_Work instruction:_ Each line of the entries below that includes "External" belongs in your answer.

*** Given data ***

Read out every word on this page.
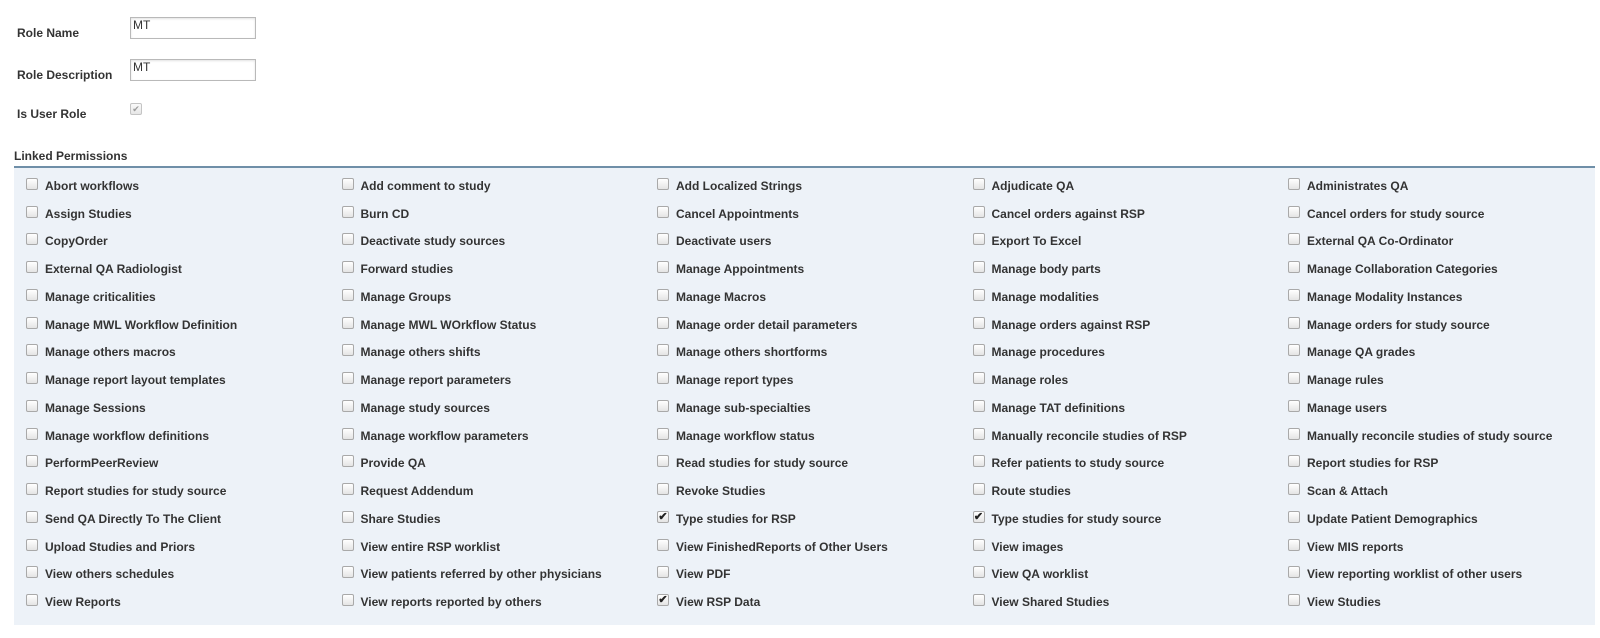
Role Name
MT
Role Description
MT
Is User Role	✔
Linked Permissions
Abort workflows	Add comment to study	Add Localized Strings	Adjudicate QA	Administrates QA
Assign Studies	Burn CD	Cancel Appointments	Cancel orders against RSP	Cancel orders for study source
CopyOrder	Deactivate study sources	Deactivate users	Export To Excel	External QA Co-Ordinator
External QA Radiologist	Forward studies	Manage Appointments	Manage body parts	Manage Collaboration Categories
Manage criticalities	Manage Groups	Manage Macros	Manage modalities	Manage Modality Instances
Manage MWL Workflow Definition	Manage MWL WOrkflow Status	Manage order detail parameters	Manage orders against RSP	Manage orders for study source
Manage others macros	Manage others shifts	Manage others shortforms	Manage procedures	Manage QA grades
Manage report layout templates	Manage report parameters	Manage report types	Manage roles	Manage rules
Manage Sessions	Manage study sources	Manage sub-specialties	Manage TAT definitions	Manage users
Manage workflow definitions	Manage workflow parameters	Manage workflow status	Manually reconcile studies of RSP	Manually reconcile studies of study source
PerformPeerReview	Provide QA	Read studies for study source	Refer patients to study source	Report studies for RSP
Report studies for study source	Request Addendum	Revoke Studies	Route studies	Scan & Attach
Send QA Directly To The Client	Share Studies	✔ Type studies for RSP	✔ Type studies for study source	Update Patient Demographics
Upload Studies and Priors	View entire RSP worklist	View FinishedReports of Other Users	View images	View MIS reports
View others schedules	View patients referred by other physicians	View PDF	View QA worklist	View reporting worklist of other users
View Reports	View reports reported by others	✔ View RSP Data	View Shared Studies	View Studies
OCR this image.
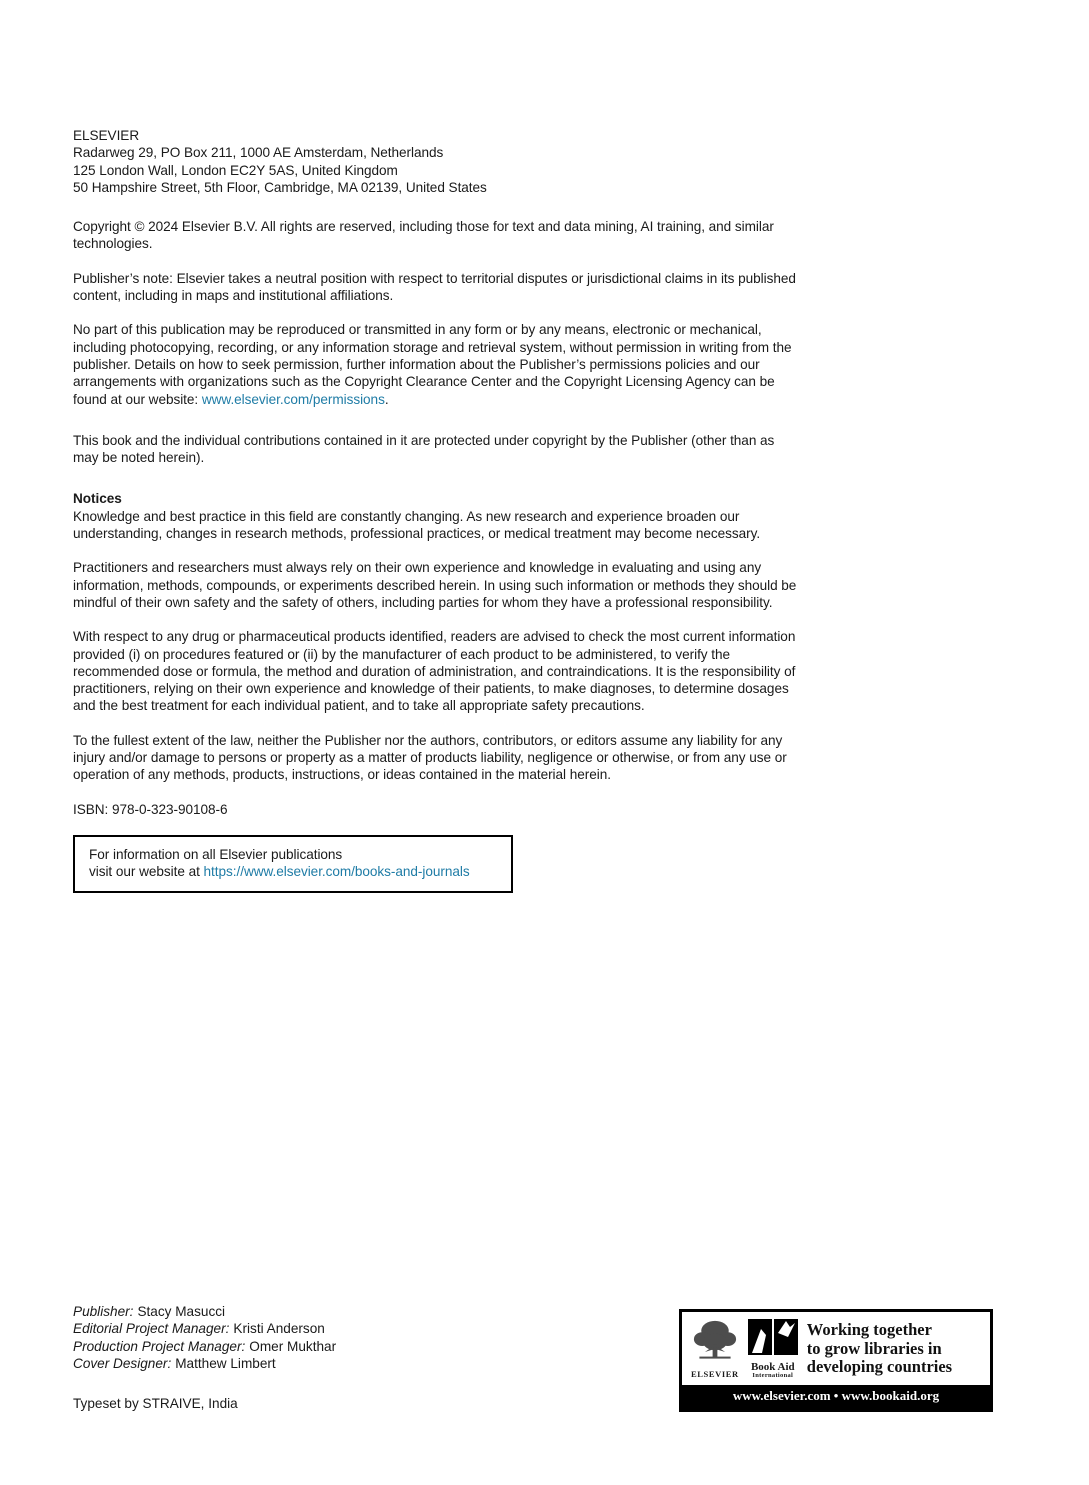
ELSEVIER
Radarweg 29, PO Box 211, 1000 AE Amsterdam, Netherlands
125 London Wall, London EC2Y 5AS, United Kingdom
50 Hampshire Street, 5th Floor, Cambridge, MA 02139, United States

Copyright © 2024 Elsevier B.V. All rights are reserved, including those for text and data mining, AI training, and similar technologies.

Publisher’s note: Elsevier takes a neutral position with respect to territorial disputes or jurisdictional claims in its published content, including in maps and institutional affiliations.

No part of this publication may be reproduced or transmitted in any form or by any means, electronic or mechanical, including photocopying, recording, or any information storage and retrieval system, without permission in writing from the publisher. Details on how to seek permission, further information about the Publisher’s permissions policies and our arrangements with organizations such as the Copyright Clearance Center and the Copyright Licensing Agency can be found at our website: www.elsevier.com/permissions.

This book and the individual contributions contained in it are protected under copyright by the Publisher (other than as may be noted herein).

Notices

Knowledge and best practice in this field are constantly changing. As new research and experience broaden our understanding, changes in research methods, professional practices, or medical treatment may become necessary.

Practitioners and researchers must always rely on their own experience and knowledge in evaluating and using any information, methods, compounds, or experiments described herein. In using such information or methods they should be mindful of their own safety and the safety of others, including parties for whom they have a professional responsibility.

With respect to any drug or pharmaceutical products identified, readers are advised to check the most current information provided (i) on procedures featured or (ii) by the manufacturer of each product to be administered, to verify the recommended dose or formula, the method and duration of administration, and contraindications. It is the responsibility of practitioners, relying on their own experience and knowledge of their patients, to make diagnoses, to determine dosages and the best treatment for each individual patient, and to take all appropriate safety precautions.

To the fullest extent of the law, neither the Publisher nor the authors, contributors, or editors assume any liability for any injury and/or damage to persons or property as a matter of products liability, negligence or otherwise, or from any use or operation of any methods, products, instructions, or ideas contained in the material herein.

ISBN: 978-0-323-90108-6

For information on all Elsevier publications
visit our website at https://www.elsevier.com/books-and-journals
Publisher: Stacy Masucci
Editorial Project Manager: Kristi Anderson
Production Project Manager: Omer Mukthar
Cover Designer: Matthew Limbert
Typeset by STRAIVE, India
ELSEVIER
Book Aid
International
Working together
to grow libraries in
developing countries
www.elsevier.com • www.bookaid.org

*** End of Given data ***

_Answer area:_
CopyOrder	Deactivate study sources	Deactivate users	Export To Excel	External QA Co-Ordinator
External QA Radiologist	Forward studies	Manage Appointments	Manage body parts	Manage Collaboration Categories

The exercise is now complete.